--- BEGIN Material supplied ---

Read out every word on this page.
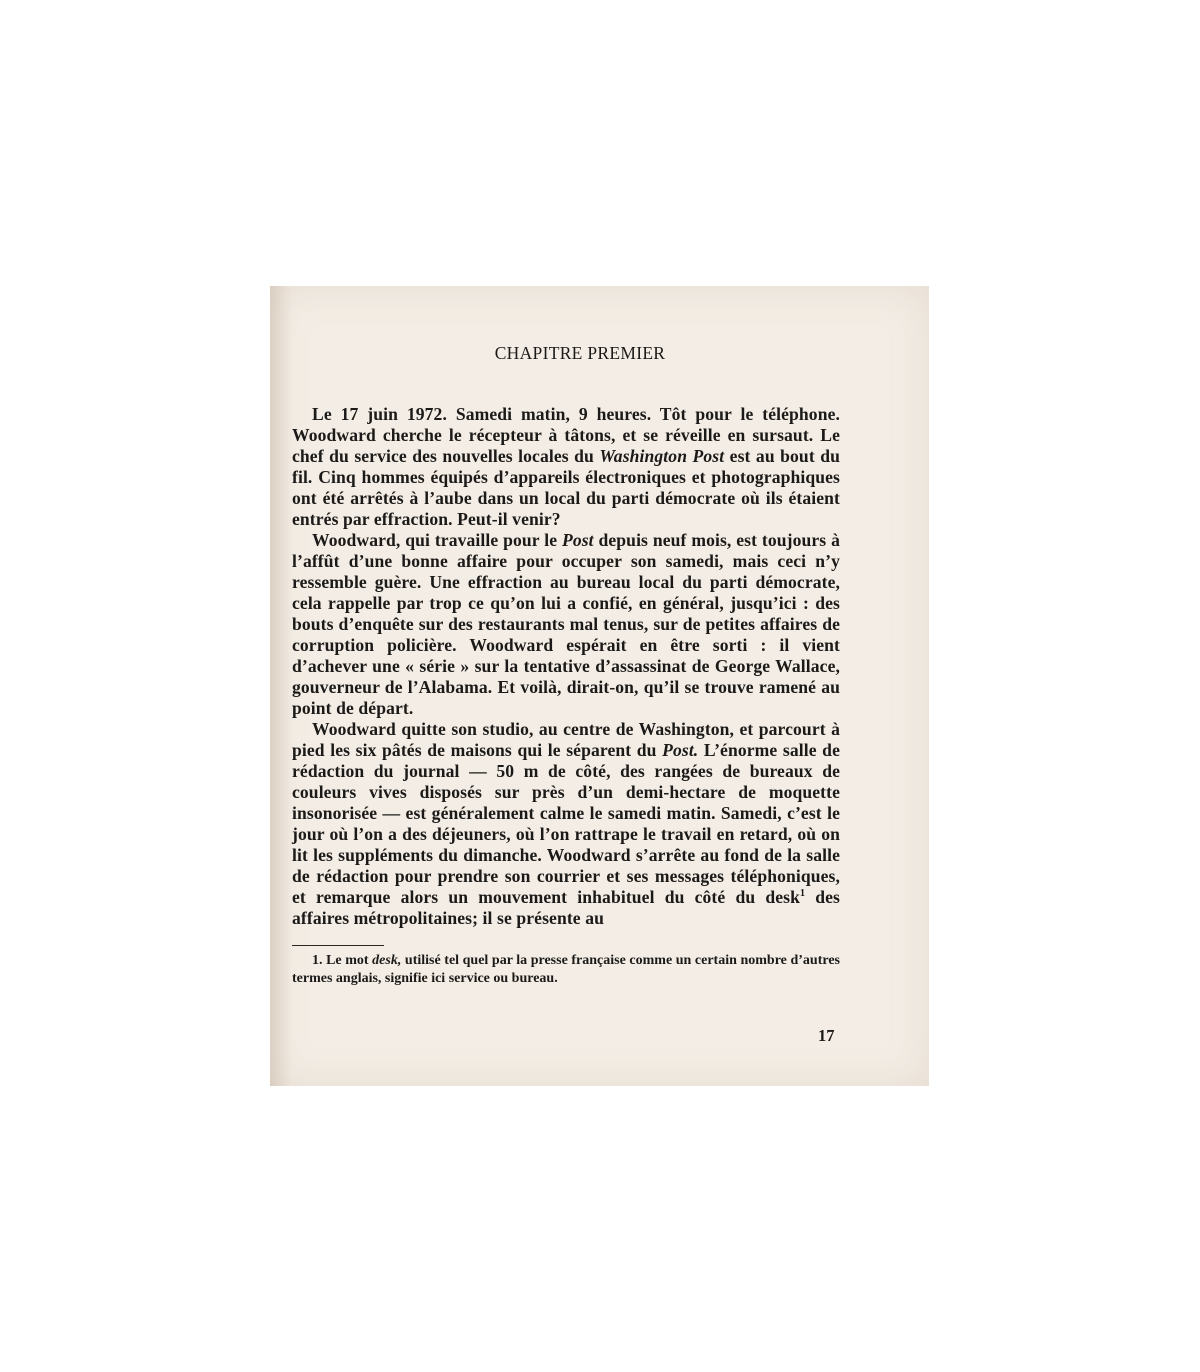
CHAPITRE PREMIER

Le 17 juin 1972. Samedi matin, 9 heures. Tôt pour le téléphone. Woodward cherche le récepteur à tâtons, et se réveille en sursaut. Le chef du service des nouvelles locales du Washington Post est au bout du fil. Cinq hommes équipés d’appareils électroniques et photographiques ont été arrêtés à l’aube dans un local du parti démocrate où ils étaient entrés par effraction. Peut-il venir?

Woodward, qui travaille pour le Post depuis neuf mois, est toujours à l’affût d’une bonne affaire pour occuper son samedi, mais ceci n’y ressemble guère. Une effraction au bureau local du parti démocrate, cela rappelle par trop ce qu’on lui a confié, en général, jusqu’ici : des bouts d’enquête sur des restaurants mal tenus, sur de petites affaires de corruption policière. Woodward espérait en être sorti : il vient d’achever une « série » sur la tentative d’assassinat de George Wallace, gouverneur de l’Alabama. Et voilà, dirait-on, qu’il se trouve ramené au point de départ.

Woodward quitte son studio, au centre de Washington, et parcourt à pied les six pâtés de maisons qui le séparent du Post. L’énorme salle de rédaction du journal — 50 m de côté, des rangées de bureaux de couleurs vives disposés sur près d’un demi-hectare de moquette insonorisée — est généralement calme le samedi matin. Samedi, c’est le jour où l’on a des déjeuners, où l’on rattrape le travail en retard, où on lit les suppléments du dimanche. Woodward s’arrête au fond de la salle de rédaction pour prendre son courrier et ses messages téléphoniques, et remarque alors un mouvement inhabituel du côté du desk$^1$ des affaires métropolitaines; il se présente au

1. Le mot desk, utilisé tel quel par la presse française comme un certain nombre d’autres termes anglais, signifie ici service ou bureau.

17
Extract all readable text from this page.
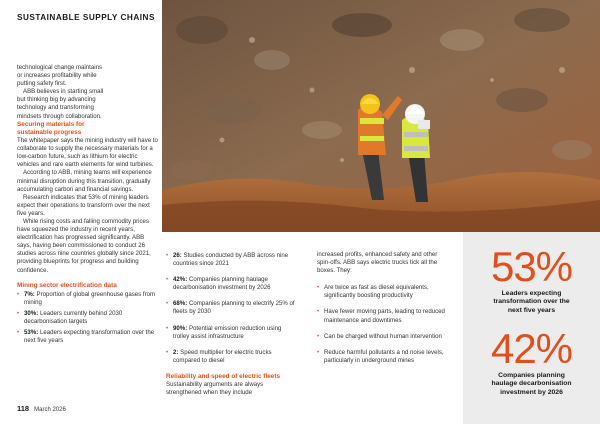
SUSTAINABLE SUPPLY CHAINS

technological change maintains

or increases profitability while

putting safety first.

ABB believes in starting small

but thinking big by advancing

technology and transforming

mindsets through collaboration.

Securing materials for sustainable progress

The whitepaper says the mining industry will have to collaborate to supply the necessary materials for a low-carbon future, such as lithium for electric vehicles and rare earth elements for wind turbines.

According to ABB, mining teams will experience minimal disruption during this transition, gradually accumulating carbon and financial savings.

Research indicates that 53% of mining leaders expect their operations to transform over the next five years.

While rising costs and falling commodity prices have squeezed the industry in recent years, electrification has progressed significantly. ABB says, having been commissioned to conduct 26 studies across nine countries globally since 2021, providing blueprints for progress and building confidence.

Mining sector electrification data

• 7%: Proportion of global greenhouse gases from mining
• 30%: Leaders currently behind 2030 decarbonisation targets
• 53%: Leaders expecting transformation over the next five years
• 26: Studies conducted by ABB across nine countries since 2021
• 42%: Companies planning haulage decarbonisation investment by 2026
• 68%: Companies planning to electrify 25% of fleets by 2030
• 90%: Potential emission reduction using trolley assist infrastructure
• 2: Speed multiplier for electric trucks compared to diesel

Reliability and speed of electric fleets

Sustainability arguments are always strengthened when they include

increased profits, enhanced safety and other spin-offs. ABB says electric trucks tick all the boxes. They:

• Are twice as fast as diesel equivalents, significantly boosting productivity
• Have fewer moving parts, leading to reduced maintenance and downtimes
• Can be charged without human intervention
• Reduce harmful pollutants a nd noise levels, particularly in underground mines
53%
Leaders expecting transformation over the next five years
42%
Companies planning haulage decarbonisation investment by 2026
118 March 2026
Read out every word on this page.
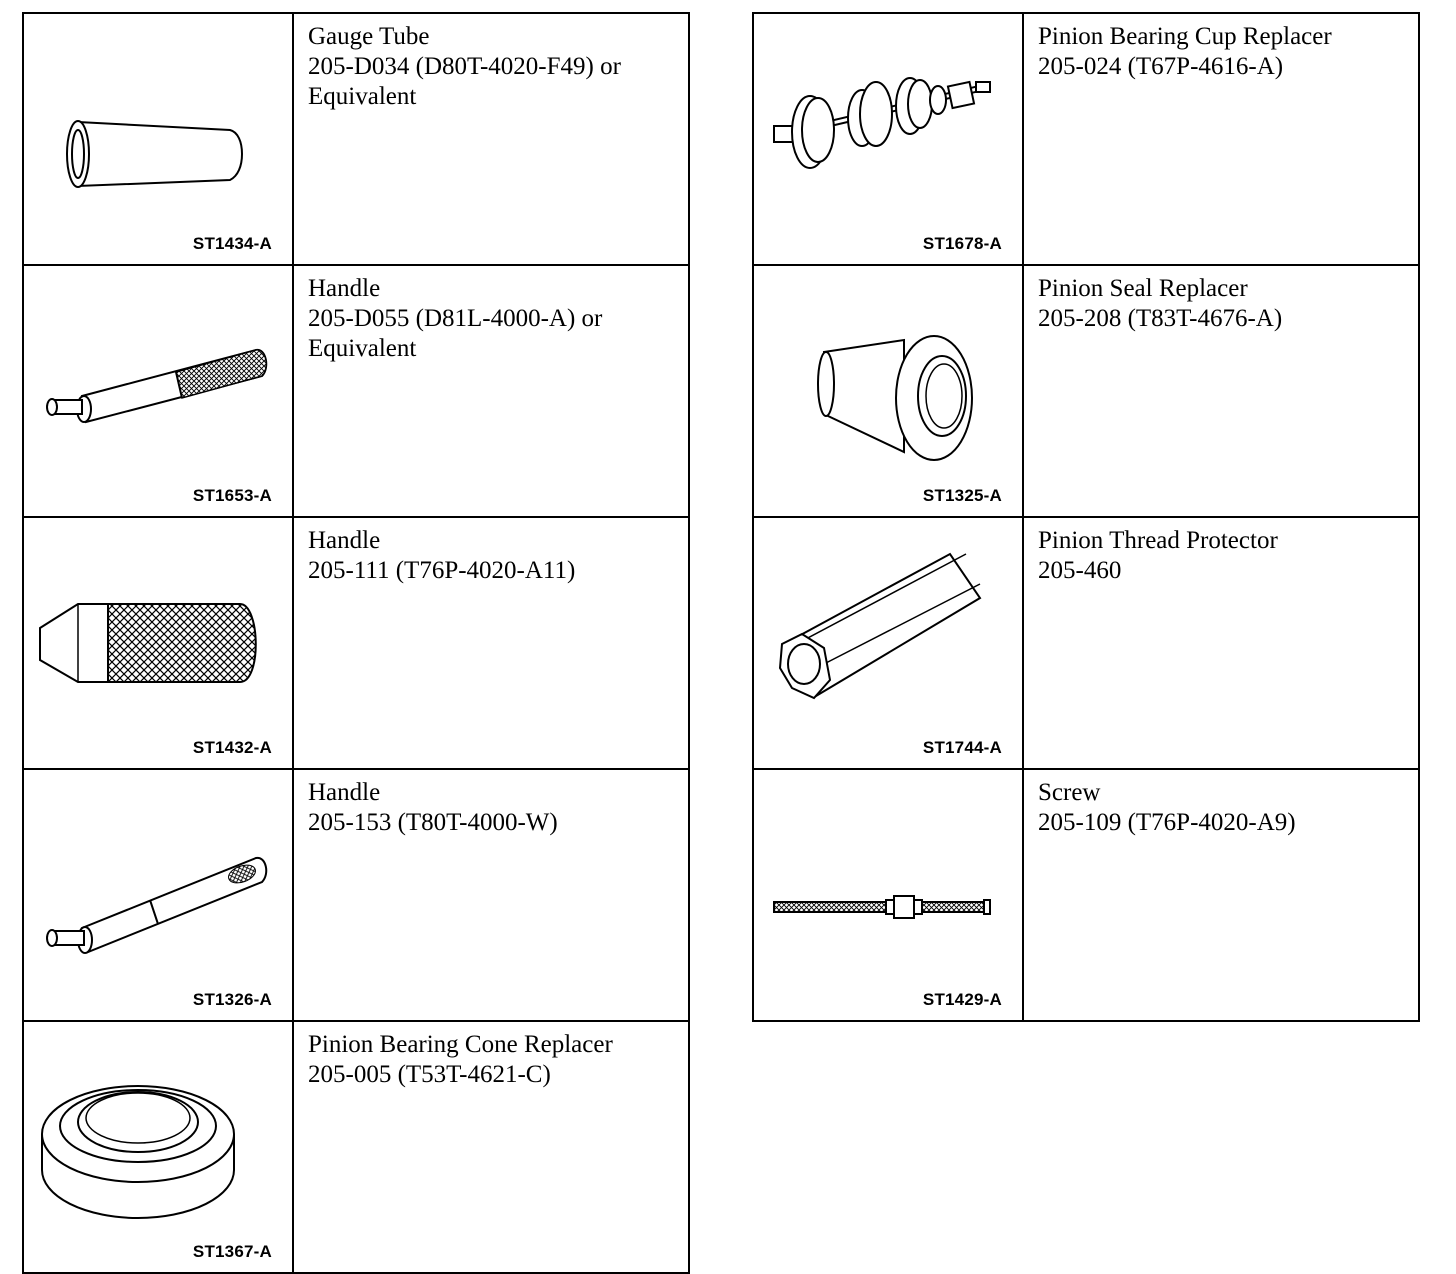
ST1434-A	Gauge Tube
205-D034 (D80T-4020-F49) or
Equivalent

ST1653-A	Handle
205-D055 (D81L-4000-A) or
Equivalent

ST1432-A	Handle
205-111 (T76P-4020-A11)

ST1326-A	Handle
205-153 (T80T-4000-W)

ST1367-A	Pinion Bearing Cone Replacer
205-005 (T53T-4621-C)
ST1678-A	Pinion Bearing Cup Replacer
205-024 (T67P-4616-A)

ST1325-A	Pinion Seal Replacer
205-208 (T83T-4676-A)

ST1744-A	Pinion Thread Protector
205-460

ST1429-A	Screw
205-109 (T76P-4020-A9)
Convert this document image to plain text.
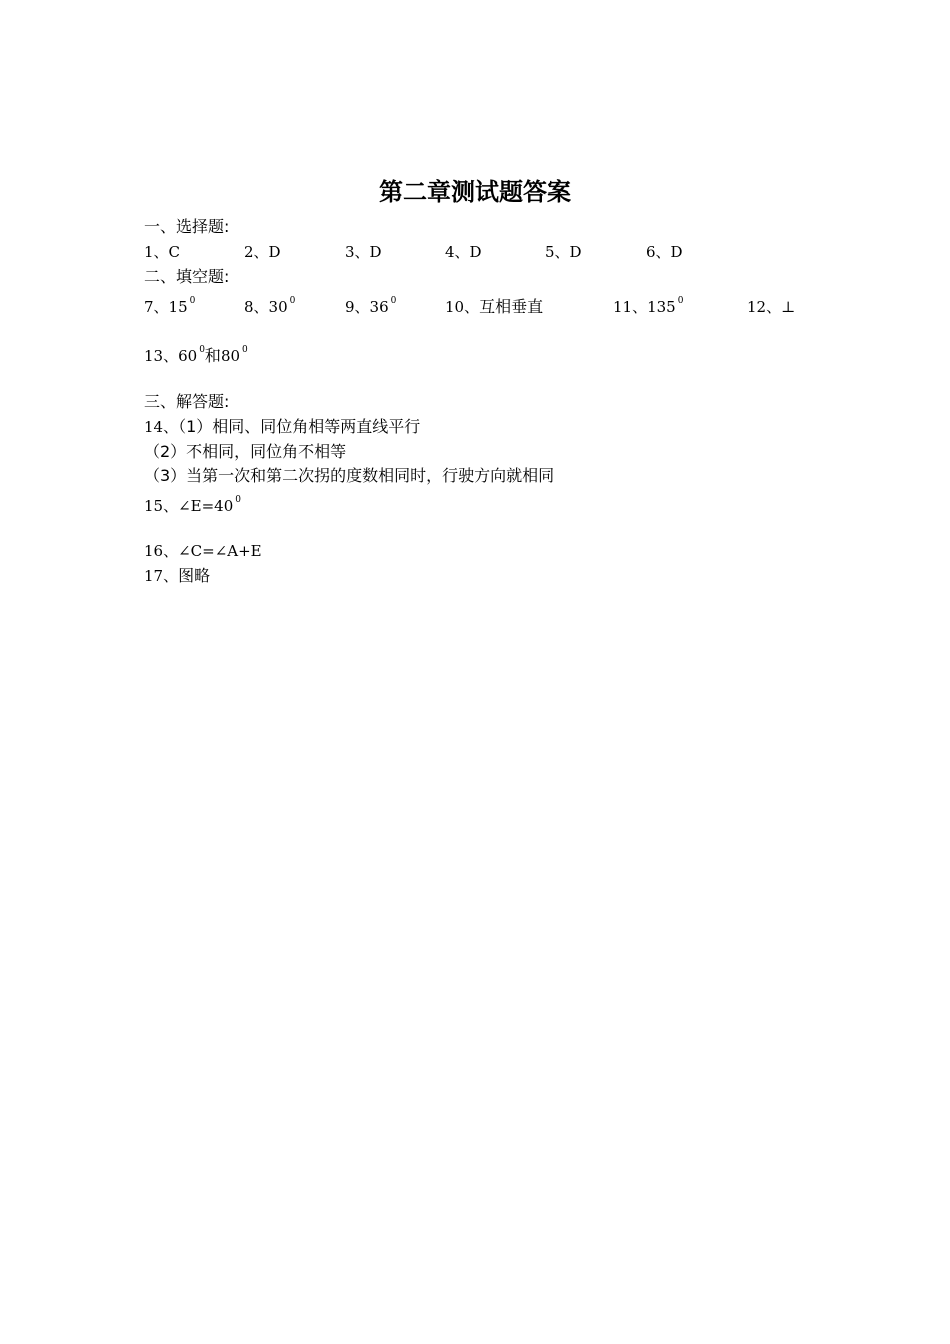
第二章测试题答案
一、选择题:
1、C	2、D	3、D	4、D	5、D	6、D
二、填空题:
7、15 $^0$	8、30 $^0$	9、36 $^0$	10、互相垂直	11、135 $^0$	12、⊥
13、60 $^0$和80 $^0$
三、解答题:
14、（1）相同、同位角相等两直线平行
（2）不相同，同位角不相等
（3）当第一次和第二次拐的度数相同时，行驶方向就相同
15、∠E=40 $^0$
16、∠C=∠A+E
17、图略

--- END Material supplied ---

> _Instructions for the task_:
Lines containing "Replacer" are to be counted. State the total and add nothing.

> _Finished answer_:
3